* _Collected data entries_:

>>>

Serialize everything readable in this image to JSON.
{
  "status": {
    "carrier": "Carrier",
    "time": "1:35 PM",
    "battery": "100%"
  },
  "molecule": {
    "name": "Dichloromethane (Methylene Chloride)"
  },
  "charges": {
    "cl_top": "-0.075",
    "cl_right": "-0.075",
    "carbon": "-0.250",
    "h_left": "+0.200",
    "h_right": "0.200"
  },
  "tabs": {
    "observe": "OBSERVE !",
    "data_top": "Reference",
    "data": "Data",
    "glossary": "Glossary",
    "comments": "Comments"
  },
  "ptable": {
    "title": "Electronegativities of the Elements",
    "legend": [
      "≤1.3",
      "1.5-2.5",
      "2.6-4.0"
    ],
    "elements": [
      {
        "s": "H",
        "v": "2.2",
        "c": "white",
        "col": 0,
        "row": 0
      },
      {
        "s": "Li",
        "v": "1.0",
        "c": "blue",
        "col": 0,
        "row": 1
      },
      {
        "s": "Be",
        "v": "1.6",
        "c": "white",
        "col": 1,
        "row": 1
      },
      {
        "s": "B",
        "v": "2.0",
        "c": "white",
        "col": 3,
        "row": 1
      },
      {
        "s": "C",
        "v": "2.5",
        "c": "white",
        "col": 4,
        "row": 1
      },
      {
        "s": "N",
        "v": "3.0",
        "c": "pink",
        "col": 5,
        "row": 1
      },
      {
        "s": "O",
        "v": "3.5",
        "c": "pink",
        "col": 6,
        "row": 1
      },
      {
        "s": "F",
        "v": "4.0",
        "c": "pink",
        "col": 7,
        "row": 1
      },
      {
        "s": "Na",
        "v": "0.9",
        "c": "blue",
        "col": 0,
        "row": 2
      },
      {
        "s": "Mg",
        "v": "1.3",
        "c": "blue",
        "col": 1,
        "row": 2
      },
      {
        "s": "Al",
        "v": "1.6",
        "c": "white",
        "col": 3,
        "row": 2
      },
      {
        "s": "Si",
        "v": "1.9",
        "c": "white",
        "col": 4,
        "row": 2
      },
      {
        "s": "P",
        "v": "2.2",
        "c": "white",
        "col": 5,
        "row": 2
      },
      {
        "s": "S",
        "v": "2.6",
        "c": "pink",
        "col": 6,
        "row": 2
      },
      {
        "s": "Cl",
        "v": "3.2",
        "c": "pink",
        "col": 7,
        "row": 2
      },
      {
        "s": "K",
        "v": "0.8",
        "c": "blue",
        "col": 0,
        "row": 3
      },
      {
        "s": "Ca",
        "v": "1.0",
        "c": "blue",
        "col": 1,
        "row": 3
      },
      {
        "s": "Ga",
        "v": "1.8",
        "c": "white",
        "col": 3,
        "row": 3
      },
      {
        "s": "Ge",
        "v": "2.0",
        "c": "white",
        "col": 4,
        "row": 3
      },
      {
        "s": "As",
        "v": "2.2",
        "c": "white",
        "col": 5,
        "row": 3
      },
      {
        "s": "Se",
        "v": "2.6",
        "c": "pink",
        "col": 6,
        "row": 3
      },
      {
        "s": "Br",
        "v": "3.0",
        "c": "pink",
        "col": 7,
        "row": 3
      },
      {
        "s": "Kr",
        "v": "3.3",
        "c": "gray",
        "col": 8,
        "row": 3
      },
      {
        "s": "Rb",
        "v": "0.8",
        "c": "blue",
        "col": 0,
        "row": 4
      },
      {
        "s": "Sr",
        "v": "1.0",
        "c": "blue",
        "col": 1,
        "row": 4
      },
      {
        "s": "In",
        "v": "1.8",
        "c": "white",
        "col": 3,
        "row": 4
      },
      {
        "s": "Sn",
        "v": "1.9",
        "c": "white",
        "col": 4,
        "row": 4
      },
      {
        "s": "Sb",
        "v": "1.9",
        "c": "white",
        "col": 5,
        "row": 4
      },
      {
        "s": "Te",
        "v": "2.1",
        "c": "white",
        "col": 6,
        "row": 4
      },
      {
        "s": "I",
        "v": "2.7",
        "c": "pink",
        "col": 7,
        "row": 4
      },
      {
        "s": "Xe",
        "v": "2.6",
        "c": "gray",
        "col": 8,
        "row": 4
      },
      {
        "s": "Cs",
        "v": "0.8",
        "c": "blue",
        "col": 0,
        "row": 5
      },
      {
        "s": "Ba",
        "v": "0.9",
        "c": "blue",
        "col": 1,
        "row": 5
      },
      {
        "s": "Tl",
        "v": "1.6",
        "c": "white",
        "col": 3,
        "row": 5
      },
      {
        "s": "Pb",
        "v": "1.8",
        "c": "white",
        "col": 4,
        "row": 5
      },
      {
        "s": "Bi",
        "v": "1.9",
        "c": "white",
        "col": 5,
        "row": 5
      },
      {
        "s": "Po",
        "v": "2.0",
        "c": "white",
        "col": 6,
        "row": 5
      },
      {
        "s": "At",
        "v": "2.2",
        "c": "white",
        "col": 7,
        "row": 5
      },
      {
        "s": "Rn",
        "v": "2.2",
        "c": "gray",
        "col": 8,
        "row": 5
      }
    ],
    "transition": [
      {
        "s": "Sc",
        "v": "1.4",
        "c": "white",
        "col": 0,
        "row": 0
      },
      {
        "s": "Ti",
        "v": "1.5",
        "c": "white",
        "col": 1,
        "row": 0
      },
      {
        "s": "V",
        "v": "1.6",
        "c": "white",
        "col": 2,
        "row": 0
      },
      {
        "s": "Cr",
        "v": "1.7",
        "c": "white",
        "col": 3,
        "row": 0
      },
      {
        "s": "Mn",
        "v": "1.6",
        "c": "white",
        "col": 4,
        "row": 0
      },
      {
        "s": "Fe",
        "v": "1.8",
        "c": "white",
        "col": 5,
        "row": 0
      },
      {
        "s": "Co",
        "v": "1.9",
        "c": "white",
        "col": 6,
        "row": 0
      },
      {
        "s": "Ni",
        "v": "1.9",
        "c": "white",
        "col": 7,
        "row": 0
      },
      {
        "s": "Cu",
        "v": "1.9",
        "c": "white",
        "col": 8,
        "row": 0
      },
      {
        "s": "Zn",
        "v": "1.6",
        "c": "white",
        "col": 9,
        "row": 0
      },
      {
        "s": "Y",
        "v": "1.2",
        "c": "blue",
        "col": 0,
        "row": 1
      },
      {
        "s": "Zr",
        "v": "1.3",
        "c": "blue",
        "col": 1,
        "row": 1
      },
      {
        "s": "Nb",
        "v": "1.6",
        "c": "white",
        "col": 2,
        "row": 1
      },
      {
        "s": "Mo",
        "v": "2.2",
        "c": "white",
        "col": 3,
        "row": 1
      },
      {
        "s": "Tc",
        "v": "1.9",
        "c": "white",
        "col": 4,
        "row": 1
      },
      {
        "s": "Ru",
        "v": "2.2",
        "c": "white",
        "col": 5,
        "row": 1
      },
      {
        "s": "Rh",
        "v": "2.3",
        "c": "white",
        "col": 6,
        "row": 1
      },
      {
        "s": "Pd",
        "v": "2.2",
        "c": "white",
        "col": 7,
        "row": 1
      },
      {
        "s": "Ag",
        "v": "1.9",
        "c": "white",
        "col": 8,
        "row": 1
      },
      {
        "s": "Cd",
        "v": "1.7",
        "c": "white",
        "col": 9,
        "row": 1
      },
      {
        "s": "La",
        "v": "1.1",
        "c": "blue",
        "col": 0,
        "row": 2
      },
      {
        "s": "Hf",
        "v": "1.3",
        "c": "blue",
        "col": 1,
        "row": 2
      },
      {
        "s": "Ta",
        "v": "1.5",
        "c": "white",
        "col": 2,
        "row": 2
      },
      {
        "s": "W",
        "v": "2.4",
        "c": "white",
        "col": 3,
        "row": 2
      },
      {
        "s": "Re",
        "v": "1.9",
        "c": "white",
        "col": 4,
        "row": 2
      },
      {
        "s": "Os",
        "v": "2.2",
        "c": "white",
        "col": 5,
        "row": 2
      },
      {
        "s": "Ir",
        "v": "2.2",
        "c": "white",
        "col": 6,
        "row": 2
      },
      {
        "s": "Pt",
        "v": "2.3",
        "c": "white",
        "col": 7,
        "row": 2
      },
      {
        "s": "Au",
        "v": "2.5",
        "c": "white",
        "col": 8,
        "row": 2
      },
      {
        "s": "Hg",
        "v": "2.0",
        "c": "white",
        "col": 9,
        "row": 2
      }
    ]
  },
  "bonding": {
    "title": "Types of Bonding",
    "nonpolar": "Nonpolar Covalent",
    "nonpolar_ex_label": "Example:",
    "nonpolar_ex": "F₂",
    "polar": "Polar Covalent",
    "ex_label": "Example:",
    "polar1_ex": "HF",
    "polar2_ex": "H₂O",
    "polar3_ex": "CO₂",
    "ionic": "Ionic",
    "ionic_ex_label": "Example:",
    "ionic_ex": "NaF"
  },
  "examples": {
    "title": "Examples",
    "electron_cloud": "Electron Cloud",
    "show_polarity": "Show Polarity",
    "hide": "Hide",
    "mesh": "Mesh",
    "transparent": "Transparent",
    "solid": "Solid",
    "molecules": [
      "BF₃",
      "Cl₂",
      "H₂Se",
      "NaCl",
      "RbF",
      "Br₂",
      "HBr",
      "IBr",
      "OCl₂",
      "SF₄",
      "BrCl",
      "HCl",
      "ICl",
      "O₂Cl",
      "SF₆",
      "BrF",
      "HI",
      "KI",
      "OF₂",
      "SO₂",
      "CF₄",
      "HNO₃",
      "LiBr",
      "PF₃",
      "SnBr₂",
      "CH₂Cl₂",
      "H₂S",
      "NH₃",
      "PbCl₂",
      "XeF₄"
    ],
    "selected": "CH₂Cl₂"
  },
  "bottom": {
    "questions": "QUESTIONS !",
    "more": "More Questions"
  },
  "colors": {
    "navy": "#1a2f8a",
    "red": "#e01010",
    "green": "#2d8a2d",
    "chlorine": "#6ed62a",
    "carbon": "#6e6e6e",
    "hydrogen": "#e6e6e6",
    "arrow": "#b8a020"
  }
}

<<<

* _What is needed_:
Each line above that holds the string "title" should be copied and shown.

* _The output_:
    "title": "Electronegativities of the Elements",
    "title": "Types of Bonding",
    "title": "Examples",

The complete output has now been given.